▶ _A run of records_:

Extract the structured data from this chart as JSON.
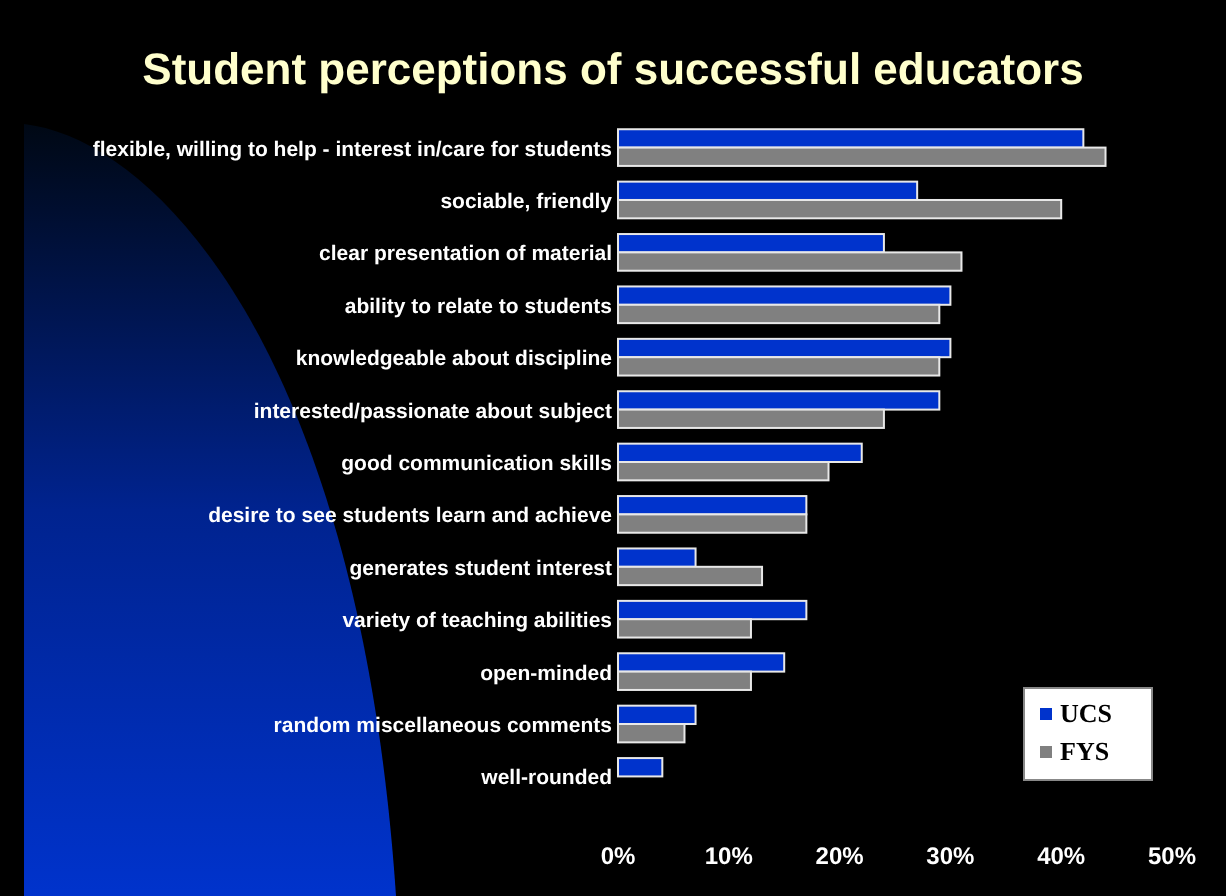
{
  "chart_data": {
    "type": "bar",
    "orientation": "horizontal",
    "title": "Student perceptions of successful educators",
    "categories": [
      "flexible, willing to help - interest in/care for students",
      "sociable, friendly",
      "clear presentation of material",
      "ability to relate to students",
      "knowledgeable about discipline",
      "interested/passionate about subject",
      "good communication skills",
      "desire to see students learn and achieve",
      "generates student interest",
      "variety of teaching abilities",
      "open-minded",
      "random miscellaneous comments",
      "well-rounded"
    ],
    "series": [
      {
        "name": "UCS",
        "color": "#0033cc",
        "values": [
          42,
          27,
          24,
          30,
          30,
          29,
          22,
          17,
          7,
          17,
          15,
          7,
          4
        ]
      },
      {
        "name": "FYS",
        "color": "#808080",
        "values": [
          44,
          40,
          31,
          29,
          29,
          24,
          19,
          17,
          13,
          12,
          12,
          6,
          null
        ]
      }
    ],
    "xlim": [
      0,
      50
    ],
    "xticks": [
      {
        "value": 0,
        "label": "0%"
      },
      {
        "value": 10,
        "label": "10%"
      },
      {
        "value": 20,
        "label": "20%"
      },
      {
        "value": 30,
        "label": "30%"
      },
      {
        "value": 40,
        "label": "40%"
      },
      {
        "value": 50,
        "label": "50%"
      }
    ],
    "grid": false,
    "legend": "bottom right"
  }
}
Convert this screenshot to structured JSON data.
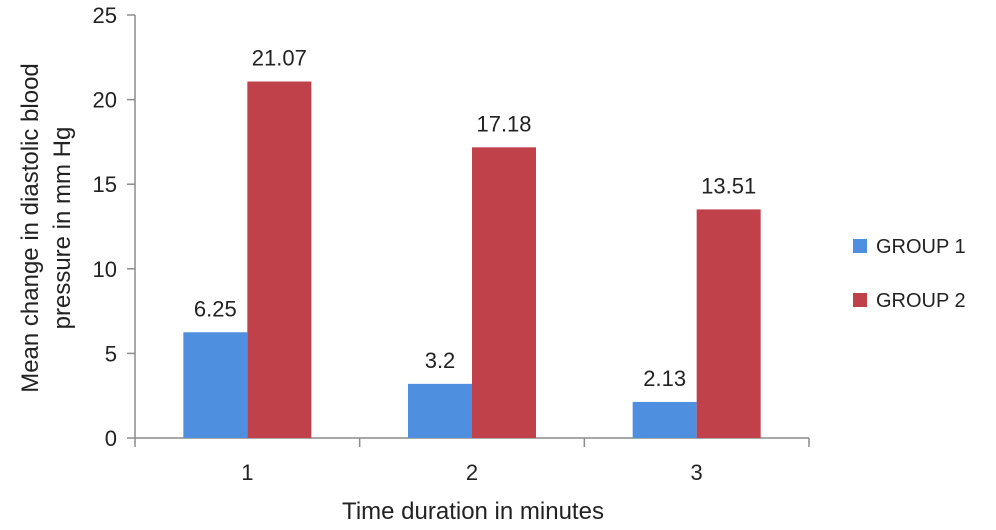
{
  "chart_data": {
    "type": "bar",
    "title": "",
    "xlabel": "Time duration in minutes",
    "ylabel_lines": [
      "Mean change in diastolic blood",
      "pressure in mm Hg"
    ],
    "ylabel": "Mean change in diastolic blood pressure in mm Hg",
    "categories": [
      "1",
      "2",
      "3"
    ],
    "series": [
      {
        "name": "GROUP 1",
        "color": "#4f8fdf",
        "values": [
          6.25,
          3.2,
          2.13
        ],
        "labels": [
          "6.25",
          "3.2",
          "2.13"
        ]
      },
      {
        "name": "GROUP 2",
        "color": "#c0414a",
        "values": [
          21.07,
          17.18,
          13.51
        ],
        "labels": [
          "21.07",
          "17.18",
          "13.51"
        ]
      }
    ],
    "ylim": [
      0,
      25
    ],
    "yticks": [
      0,
      5,
      10,
      15,
      20,
      25
    ],
    "grid": false,
    "legend_position": "right"
  }
}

▶ _STATED PROBLEM_:
Copy each line above where the string "right" occurs.

▶ _RESPONSE TO THIS EXERCISE_:
    "legend": "bottom right"
    "legend_position": "right"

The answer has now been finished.